• **DATASET ROWS**:
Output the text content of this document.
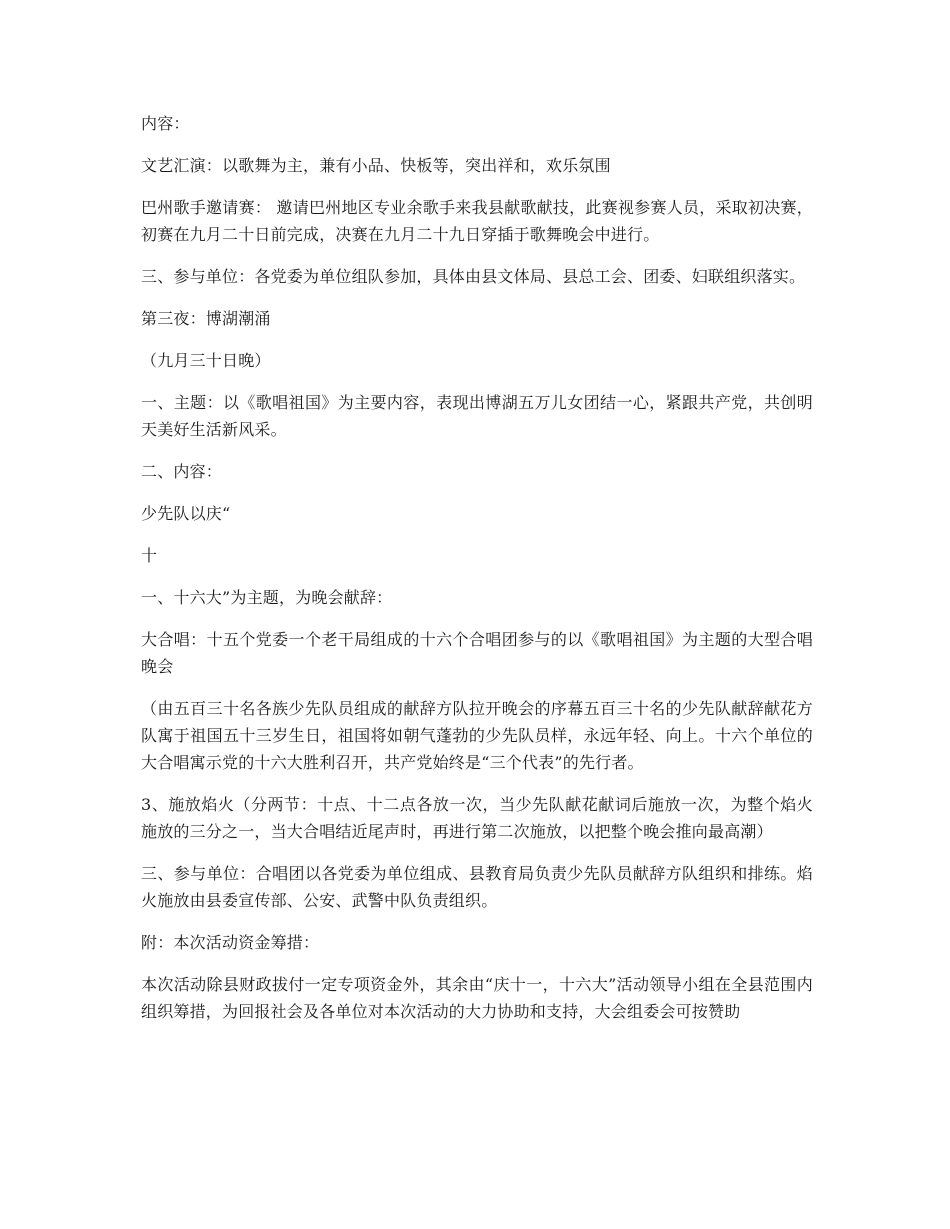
内容：

文艺汇演：以歌舞为主，兼有小品、快板等，突出祥和，欢乐氛围

巴州歌手邀请赛： 邀请巴州地区专业余歌手来我县献歌献技，此赛视参赛人员，采取初决赛，初赛在九月二十日前完成，决赛在九月二十九日穿插于歌舞晚会中进行。

三、参与单位：各党委为单位组队参加，具体由县文体局、县总工会、团委、妇联组织落实。

第三夜：博湖潮涌

（九月三十日晚）

一、主题：以《歌唱祖国》为主要内容，表现出博湖五万儿女团结一心，紧跟共产党，共创明天美好生活新风采。

二、内容：

少先队以庆“

十

一、十六大”为主题，为晚会献辞：

大合唱：十五个党委一个老干局组成的十六个合唱团参与的以《歌唱祖国》为主题的大型合唱晚会

（由五百三十名各族少先队员组成的献辞方队拉开晚会的序幕五百三十名的少先队献辞献花方队寓于祖国五十三岁生日，祖国将如朝气蓬勃的少先队员样，永远年轻、向上。十六个单位的大合唱寓示党的十六大胜利召开，共产党始终是“三个代表”的先行者。

3、施放焰火（分两节：十点、十二点各放一次，当少先队献花献词后施放一次，为整个焰火施放的三分之一，当大合唱结近尾声时，再进行第二次施放，以把整个晚会推向最高潮）

三、参与单位：合唱团以各党委为单位组成、县教育局负责少先队员献辞方队组织和排练。焰火施放由县委宣传部、公安、武警中队负责组织。

附：本次活动资金筹措：

本次活动除县财政拔付一定专项资金外，其余由“庆十一，十六大”活动领导小组在全县范围内组织筹措，为回报社会及各单位对本次活动的大力协助和支持，大会组委会可按赞助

• **WRITTEN INSTRUCTION**: Your task is to set down the records shown above exactly, minus any pictures.

• **TASK RESPONSE**:
Output the text content of this document.
内容：

文艺汇演：以歌舞为主，兼有小品、快板等，突出祥和，欢乐氛围

巴州歌手邀请赛： 邀请巴州地区专业余歌手来我县献歌献技，此赛视参赛人员，采取初决赛，初赛在九月二十日前完成，决赛在九月二十九日穿插于歌舞晚会中进行。

三、参与单位：各党委为单位组队参加，具体由县文体局、县总工会、团委、妇联组织落实。

第三夜：博湖潮涌

（九月三十日晚）

一、主题：以《歌唱祖国》为主要内容，表现出博湖五万儿女团结一心，紧跟共产党，共创明天美好生活新风采。

二、内容：

少先队以庆“

十

一、十六大”为主题，为晚会献辞：

大合唱：十五个党委一个老干局组成的十六个合唱团参与的以《歌唱祖国》为主题的大型合唱晚会

（由五百三十名各族少先队员组成的献辞方队拉开晚会的序幕五百三十名的少先队献辞献花方队寓于祖国五十三岁生日，祖国将如朝气蓬勃的少先队员样，永远年轻、向上。十六个单位的大合唱寓示党的十六大胜利召开，共产党始终是“三个代表”的先行者。

3、施放焰火（分两节：十点、十二点各放一次，当少先队献花献词后施放一次，为整个焰火施放的三分之一，当大合唱结近尾声时，再进行第二次施放，以把整个晚会推向最高潮）

三、参与单位：合唱团以各党委为单位组成、县教育局负责少先队员献辞方队组织和排练。焰火施放由县委宣传部、公安、武警中队负责组织。

附：本次活动资金筹措：

本次活动除县财政拔付一定专项资金外，其余由“庆十一，十六大”活动领导小组在全县范围内组织筹措，为回报社会及各单位对本次活动的大力协助和支持，大会组委会可按赞助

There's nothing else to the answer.